» WHAT THE TASK ASKS: Scan the entries below and extract each line with the word "como" in it.

═══ DATA FOR THIS TASK ═══

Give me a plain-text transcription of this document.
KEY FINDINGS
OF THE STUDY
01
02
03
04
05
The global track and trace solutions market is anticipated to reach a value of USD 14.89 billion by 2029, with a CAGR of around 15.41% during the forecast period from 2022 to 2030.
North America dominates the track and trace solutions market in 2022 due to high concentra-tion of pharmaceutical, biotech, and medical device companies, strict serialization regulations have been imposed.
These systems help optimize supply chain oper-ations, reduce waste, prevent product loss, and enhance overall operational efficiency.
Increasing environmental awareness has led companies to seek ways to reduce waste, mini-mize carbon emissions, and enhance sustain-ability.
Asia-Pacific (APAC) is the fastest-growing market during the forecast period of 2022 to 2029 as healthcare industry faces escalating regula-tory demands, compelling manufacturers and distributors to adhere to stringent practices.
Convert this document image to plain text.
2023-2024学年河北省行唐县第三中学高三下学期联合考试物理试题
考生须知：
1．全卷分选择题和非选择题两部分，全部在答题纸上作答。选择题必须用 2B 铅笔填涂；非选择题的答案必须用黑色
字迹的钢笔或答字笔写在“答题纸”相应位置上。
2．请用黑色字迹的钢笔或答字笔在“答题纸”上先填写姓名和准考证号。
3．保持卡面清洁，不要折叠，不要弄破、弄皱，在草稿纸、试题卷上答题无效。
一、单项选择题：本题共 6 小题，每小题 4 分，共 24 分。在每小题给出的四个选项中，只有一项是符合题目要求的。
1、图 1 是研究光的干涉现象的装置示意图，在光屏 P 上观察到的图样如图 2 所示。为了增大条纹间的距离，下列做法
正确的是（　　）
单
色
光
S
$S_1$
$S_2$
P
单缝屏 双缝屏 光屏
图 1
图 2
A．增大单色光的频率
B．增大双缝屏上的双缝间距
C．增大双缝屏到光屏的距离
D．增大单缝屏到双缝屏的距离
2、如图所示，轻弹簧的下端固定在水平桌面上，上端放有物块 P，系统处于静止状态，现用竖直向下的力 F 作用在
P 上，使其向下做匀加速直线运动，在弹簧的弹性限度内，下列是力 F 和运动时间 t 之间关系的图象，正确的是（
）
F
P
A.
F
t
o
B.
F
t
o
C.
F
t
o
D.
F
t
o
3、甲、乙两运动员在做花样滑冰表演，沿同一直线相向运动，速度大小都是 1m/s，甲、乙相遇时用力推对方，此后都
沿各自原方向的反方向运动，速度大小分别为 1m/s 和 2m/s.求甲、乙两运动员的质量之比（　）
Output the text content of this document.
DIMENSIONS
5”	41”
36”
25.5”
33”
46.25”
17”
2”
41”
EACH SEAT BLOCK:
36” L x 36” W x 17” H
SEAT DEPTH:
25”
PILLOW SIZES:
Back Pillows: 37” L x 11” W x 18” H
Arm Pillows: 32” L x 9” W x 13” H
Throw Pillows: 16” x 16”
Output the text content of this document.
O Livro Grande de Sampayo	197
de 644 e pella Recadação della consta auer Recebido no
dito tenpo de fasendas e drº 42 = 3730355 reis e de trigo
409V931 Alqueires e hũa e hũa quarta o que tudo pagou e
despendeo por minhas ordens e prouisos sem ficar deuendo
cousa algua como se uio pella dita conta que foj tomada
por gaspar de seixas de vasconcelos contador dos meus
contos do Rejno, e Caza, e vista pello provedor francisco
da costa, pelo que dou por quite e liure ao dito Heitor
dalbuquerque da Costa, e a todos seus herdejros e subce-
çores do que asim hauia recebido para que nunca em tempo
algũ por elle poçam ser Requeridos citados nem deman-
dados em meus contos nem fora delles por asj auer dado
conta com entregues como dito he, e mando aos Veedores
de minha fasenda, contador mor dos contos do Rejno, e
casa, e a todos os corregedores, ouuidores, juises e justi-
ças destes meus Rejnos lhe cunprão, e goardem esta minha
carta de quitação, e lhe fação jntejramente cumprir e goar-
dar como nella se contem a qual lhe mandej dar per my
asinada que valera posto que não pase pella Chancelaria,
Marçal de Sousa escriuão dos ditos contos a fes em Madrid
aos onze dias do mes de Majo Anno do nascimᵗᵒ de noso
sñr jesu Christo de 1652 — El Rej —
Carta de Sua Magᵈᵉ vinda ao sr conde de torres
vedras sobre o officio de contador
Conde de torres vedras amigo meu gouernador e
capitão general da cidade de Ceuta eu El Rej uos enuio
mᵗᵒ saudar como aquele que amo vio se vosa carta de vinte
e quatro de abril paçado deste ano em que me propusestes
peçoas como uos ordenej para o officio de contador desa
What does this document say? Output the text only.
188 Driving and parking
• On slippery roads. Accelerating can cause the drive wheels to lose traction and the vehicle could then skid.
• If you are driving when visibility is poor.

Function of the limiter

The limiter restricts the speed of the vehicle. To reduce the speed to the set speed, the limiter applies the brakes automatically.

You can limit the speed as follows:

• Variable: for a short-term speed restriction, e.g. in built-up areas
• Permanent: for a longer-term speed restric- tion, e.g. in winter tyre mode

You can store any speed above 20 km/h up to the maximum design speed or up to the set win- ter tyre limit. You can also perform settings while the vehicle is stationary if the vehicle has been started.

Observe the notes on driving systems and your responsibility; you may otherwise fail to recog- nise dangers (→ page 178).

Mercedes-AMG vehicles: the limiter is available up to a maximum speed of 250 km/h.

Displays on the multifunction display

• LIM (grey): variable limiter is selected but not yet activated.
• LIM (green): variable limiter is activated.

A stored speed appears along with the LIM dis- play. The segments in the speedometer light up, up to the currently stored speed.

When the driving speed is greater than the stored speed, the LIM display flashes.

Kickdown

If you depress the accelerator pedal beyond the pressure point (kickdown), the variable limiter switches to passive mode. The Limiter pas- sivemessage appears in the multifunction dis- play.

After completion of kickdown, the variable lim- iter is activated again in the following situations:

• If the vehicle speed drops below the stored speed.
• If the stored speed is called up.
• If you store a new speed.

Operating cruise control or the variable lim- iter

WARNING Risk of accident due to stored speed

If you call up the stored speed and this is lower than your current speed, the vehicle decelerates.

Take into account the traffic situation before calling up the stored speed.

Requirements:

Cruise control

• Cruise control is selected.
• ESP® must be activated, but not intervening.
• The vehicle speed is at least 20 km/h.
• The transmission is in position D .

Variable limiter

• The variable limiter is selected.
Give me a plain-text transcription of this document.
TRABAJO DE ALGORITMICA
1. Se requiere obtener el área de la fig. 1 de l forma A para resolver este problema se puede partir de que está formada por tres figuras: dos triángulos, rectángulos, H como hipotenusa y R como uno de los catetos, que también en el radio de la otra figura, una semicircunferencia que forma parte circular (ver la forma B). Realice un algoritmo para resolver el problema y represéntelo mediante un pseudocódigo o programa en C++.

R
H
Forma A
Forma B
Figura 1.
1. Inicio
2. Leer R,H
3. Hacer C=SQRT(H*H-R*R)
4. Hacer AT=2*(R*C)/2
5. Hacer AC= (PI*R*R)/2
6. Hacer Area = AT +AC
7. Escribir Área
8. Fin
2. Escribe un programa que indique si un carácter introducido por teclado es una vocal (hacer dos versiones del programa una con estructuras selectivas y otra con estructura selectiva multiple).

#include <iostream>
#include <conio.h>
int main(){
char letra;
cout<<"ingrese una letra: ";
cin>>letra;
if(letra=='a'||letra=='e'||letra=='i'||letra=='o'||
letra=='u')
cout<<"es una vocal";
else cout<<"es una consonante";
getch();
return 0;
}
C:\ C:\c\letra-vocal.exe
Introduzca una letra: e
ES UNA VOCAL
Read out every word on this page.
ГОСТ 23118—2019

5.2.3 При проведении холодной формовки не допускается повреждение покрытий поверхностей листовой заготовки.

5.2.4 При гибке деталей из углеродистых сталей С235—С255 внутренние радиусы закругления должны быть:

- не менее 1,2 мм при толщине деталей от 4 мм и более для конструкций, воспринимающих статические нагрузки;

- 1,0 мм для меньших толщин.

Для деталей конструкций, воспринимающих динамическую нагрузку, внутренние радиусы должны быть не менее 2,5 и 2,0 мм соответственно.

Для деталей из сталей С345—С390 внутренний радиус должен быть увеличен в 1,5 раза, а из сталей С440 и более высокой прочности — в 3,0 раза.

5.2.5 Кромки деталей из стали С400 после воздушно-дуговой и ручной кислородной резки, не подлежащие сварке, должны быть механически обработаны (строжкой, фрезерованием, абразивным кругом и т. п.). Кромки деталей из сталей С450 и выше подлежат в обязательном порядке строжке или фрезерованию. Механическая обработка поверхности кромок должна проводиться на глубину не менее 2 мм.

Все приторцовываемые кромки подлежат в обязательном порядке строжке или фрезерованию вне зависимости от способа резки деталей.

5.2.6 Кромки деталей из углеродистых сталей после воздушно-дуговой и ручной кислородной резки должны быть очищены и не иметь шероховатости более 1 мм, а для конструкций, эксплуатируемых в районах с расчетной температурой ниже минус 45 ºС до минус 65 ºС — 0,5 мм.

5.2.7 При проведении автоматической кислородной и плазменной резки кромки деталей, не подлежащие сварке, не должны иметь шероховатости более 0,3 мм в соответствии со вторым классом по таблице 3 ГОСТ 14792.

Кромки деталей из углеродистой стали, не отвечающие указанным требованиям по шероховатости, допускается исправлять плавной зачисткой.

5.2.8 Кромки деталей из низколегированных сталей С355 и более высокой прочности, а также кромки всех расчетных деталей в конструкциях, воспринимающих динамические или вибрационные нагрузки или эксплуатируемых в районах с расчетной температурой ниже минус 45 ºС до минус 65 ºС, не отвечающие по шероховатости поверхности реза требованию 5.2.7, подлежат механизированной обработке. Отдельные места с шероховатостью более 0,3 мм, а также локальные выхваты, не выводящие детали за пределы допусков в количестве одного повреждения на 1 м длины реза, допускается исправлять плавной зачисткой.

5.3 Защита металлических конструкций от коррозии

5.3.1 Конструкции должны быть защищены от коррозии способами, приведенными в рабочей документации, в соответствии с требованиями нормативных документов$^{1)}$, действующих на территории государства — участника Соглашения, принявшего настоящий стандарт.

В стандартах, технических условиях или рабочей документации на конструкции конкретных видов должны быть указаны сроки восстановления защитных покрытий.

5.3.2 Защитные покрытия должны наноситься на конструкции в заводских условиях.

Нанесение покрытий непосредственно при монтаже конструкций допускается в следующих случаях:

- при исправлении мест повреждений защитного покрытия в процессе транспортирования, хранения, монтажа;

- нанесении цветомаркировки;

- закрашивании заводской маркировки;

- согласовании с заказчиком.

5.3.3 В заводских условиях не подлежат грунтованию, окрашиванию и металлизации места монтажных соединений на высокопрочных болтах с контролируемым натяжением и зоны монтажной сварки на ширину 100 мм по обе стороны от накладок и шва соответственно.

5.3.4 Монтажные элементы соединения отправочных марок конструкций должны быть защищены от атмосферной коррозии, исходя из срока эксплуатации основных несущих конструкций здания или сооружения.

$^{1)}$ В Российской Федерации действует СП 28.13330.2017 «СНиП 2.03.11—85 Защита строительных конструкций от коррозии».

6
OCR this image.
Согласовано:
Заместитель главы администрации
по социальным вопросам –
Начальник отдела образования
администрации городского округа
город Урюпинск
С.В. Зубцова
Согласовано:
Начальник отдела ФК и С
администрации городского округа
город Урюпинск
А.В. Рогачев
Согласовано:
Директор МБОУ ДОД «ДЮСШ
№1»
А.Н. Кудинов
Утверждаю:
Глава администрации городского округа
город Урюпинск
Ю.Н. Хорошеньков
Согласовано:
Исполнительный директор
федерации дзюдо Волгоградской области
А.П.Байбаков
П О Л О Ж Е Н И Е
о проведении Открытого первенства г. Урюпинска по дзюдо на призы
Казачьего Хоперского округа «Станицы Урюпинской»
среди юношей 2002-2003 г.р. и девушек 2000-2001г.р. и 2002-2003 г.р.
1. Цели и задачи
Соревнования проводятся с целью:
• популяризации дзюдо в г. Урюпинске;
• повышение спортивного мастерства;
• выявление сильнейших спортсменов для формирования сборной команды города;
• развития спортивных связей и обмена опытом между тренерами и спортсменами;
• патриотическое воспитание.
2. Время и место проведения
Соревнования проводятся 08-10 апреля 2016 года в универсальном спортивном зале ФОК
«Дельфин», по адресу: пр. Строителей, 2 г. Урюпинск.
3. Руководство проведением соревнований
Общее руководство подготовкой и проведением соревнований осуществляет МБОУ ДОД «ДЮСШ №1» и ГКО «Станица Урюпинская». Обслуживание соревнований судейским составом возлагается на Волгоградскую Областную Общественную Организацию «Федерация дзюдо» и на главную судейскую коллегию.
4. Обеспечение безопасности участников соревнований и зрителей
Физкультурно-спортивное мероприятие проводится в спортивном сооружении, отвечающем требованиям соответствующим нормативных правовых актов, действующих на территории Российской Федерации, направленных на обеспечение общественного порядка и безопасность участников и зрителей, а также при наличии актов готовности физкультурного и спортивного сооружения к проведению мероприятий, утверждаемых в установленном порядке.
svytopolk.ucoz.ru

═══

» ANSWER TO THE EXERCISE:
cousa algua como se uio pella dita conta que foj tomada
conta com entregues como dito he, e mando aos Veedores
dar como nella se contem a qual lhe mandej dar per my
mᵗᵒ saudar como aquele que amo vio se vosa carta de vinte
peçoas como uos ordenej para o officio de contador desa
1. Se requiere obtener el área de la fig. 1 de l forma A para resolver este problema se puede partir de que está formada por tres figuras: dos triángulos, rectángulos, H como hipotenusa y R como uno de los catetos, que también en el radio de la otra figura, una semicircunferencia que forma parte circular (ver la forma B). Realice un algoritmo para resolver el problema y represéntelo mediante un pseudocódigo o programa en C++.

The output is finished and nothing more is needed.